Source records →
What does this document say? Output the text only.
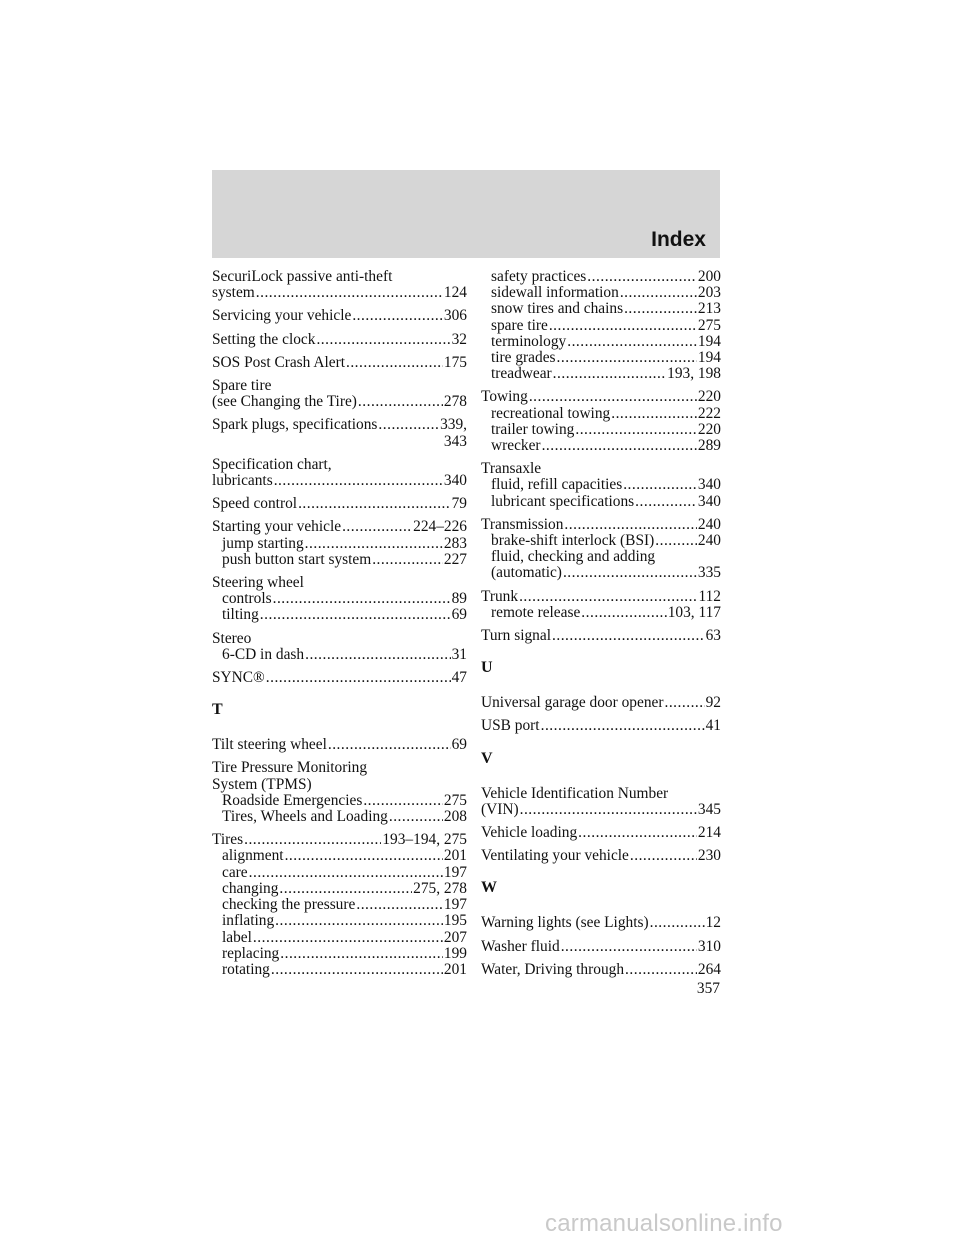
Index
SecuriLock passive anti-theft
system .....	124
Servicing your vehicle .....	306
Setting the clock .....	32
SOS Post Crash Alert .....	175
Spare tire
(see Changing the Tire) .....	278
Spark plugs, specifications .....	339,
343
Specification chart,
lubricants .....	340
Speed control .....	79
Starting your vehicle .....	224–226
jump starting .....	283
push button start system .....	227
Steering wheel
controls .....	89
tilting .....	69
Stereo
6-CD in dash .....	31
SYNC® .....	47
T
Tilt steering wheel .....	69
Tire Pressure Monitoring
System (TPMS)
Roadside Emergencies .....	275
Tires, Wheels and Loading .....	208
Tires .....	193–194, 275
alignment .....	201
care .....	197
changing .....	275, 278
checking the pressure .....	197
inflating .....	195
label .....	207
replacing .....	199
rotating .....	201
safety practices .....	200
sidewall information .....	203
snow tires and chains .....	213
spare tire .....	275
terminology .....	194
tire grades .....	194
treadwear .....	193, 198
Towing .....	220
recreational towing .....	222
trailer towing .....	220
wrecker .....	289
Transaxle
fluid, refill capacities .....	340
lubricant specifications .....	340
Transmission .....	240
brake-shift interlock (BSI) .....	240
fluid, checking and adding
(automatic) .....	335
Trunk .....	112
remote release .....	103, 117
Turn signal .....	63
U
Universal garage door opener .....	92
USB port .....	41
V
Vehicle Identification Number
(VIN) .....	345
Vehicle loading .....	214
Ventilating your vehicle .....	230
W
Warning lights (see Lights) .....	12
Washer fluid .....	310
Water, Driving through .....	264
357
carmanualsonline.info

==

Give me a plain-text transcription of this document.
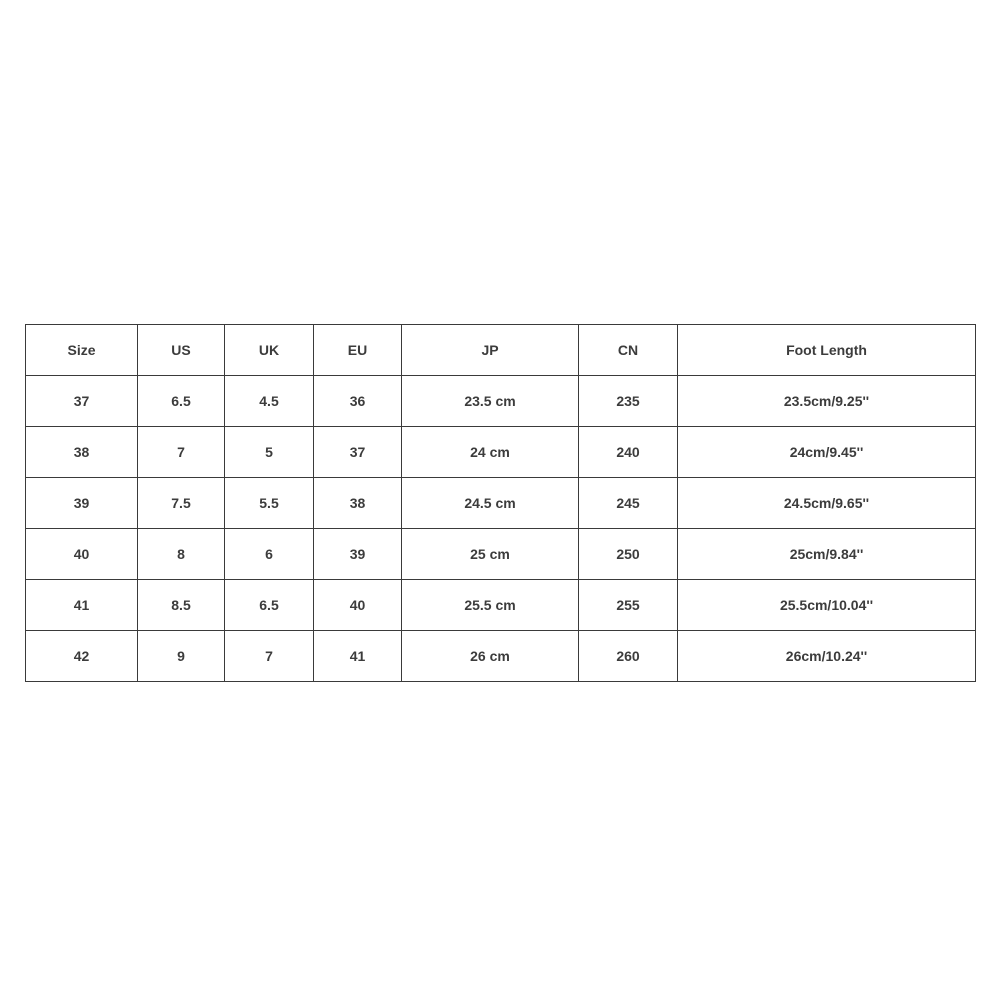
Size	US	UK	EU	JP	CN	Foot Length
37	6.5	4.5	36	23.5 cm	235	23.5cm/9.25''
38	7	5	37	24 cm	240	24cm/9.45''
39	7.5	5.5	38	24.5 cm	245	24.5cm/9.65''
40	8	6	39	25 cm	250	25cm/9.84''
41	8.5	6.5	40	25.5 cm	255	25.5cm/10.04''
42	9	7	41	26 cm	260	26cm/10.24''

Do this → Using the records above, find and show each line with the string "specifications".

In response →
Spark plugs, specifications .....	339,
lubricant specifications .....	340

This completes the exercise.